Start Dataset

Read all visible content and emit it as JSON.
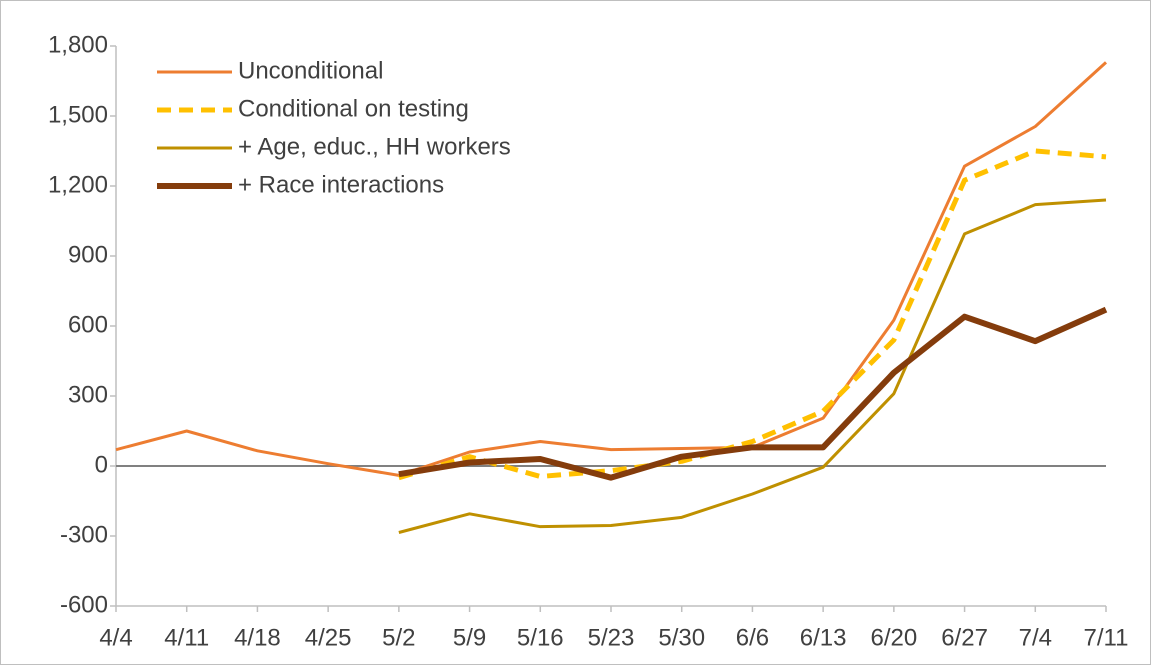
{
  "chart_data": {
    "type": "line",
    "categories": [
      "4/4",
      "4/11",
      "4/18",
      "4/25",
      "5/2",
      "5/9",
      "5/16",
      "5/23",
      "5/30",
      "6/6",
      "6/13",
      "6/20",
      "6/27",
      "7/4",
      "7/11"
    ],
    "series": [
      {
        "name": "Unconditional",
        "color": "#ED7D31",
        "dashed": false,
        "values": [
          70,
          150,
          65,
          10,
          -40,
          60,
          105,
          70,
          75,
          80,
          205,
          625,
          1285,
          1455,
          1730
        ]
      },
      {
        "name": "Conditional on testing",
        "color": "#FFC000",
        "dashed": true,
        "values": [
          null,
          null,
          null,
          null,
          -50,
          40,
          -45,
          -20,
          20,
          105,
          235,
          540,
          1225,
          1350,
          1325
        ]
      },
      {
        "name": "+ Age, educ., HH workers",
        "color": "#BF9000",
        "dashed": false,
        "values": [
          null,
          null,
          null,
          null,
          -285,
          -205,
          -260,
          -255,
          -220,
          -120,
          -5,
          310,
          995,
          1120,
          1140
        ]
      },
      {
        "name": "+ Race interactions",
        "color": "#843C0C",
        "dashed": false,
        "values": [
          null,
          null,
          null,
          null,
          -35,
          15,
          30,
          -50,
          40,
          80,
          80,
          400,
          640,
          535,
          670
        ]
      }
    ],
    "ylim": [
      -600,
      1800
    ],
    "yticks": [
      -600,
      -300,
      0,
      300,
      600,
      900,
      {
        "value": 1200,
        "label": "1,200"
      },
      {
        "value": 1500,
        "label": "1,500"
      },
      {
        "value": 1800,
        "label": "1,800"
      }
    ],
    "legend": "upper left",
    "grid": false
  }
}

End Dataset

### Exercise description
From the data above, write out everything exactly except the pictures.

### Correct result
Read all visible content and emit it as JSON.
{
  "chart_data": {
    "type": "line",
    "categories": [
      "4/4",
      "4/11",
      "4/18",
      "4/25",
      "5/2",
      "5/9",
      "5/16",
      "5/23",
      "5/30",
      "6/6",
      "6/13",
      "6/20",
      "6/27",
      "7/4",
      "7/11"
    ],
    "series": [
      {
        "name": "Unconditional",
        "color": "#ED7D31",
        "dashed": false,
        "values": [
          70,
          150,
          65,
          10,
          -40,
          60,
          105,
          70,
          75,
          80,
          205,
          625,
          1285,
          1455,
          1730
        ]
      },
      {
        "name": "Conditional on testing",
        "color": "#FFC000",
        "dashed": true,
        "values": [
          null,
          null,
          null,
          null,
          -50,
          40,
          -45,
          -20,
          20,
          105,
          235,
          540,
          1225,
          1350,
          1325
        ]
      },
      {
        "name": "+ Age, educ., HH workers",
        "color": "#BF9000",
        "dashed": false,
        "values": [
          null,
          null,
          null,
          null,
          -285,
          -205,
          -260,
          -255,
          -220,
          -120,
          -5,
          310,
          995,
          1120,
          1140
        ]
      },
      {
        "name": "+ Race interactions",
        "color": "#843C0C",
        "dashed": false,
        "values": [
          null,
          null,
          null,
          null,
          -35,
          15,
          30,
          -50,
          40,
          80,
          80,
          400,
          640,
          535,
          670
        ]
      }
    ],
    "ylim": [
      -600,
      1800
    ],
    "yticks": [
      -600,
      -300,
      0,
      300,
      600,
      900,
      {
        "value": 1200,
        "label": "1,200"
      },
      {
        "value": 1500,
        "label": "1,500"
      },
      {
        "value": 1800,
        "label": "1,800"
      }
    ],
    "legend": "upper left",
    "grid": false
  }
}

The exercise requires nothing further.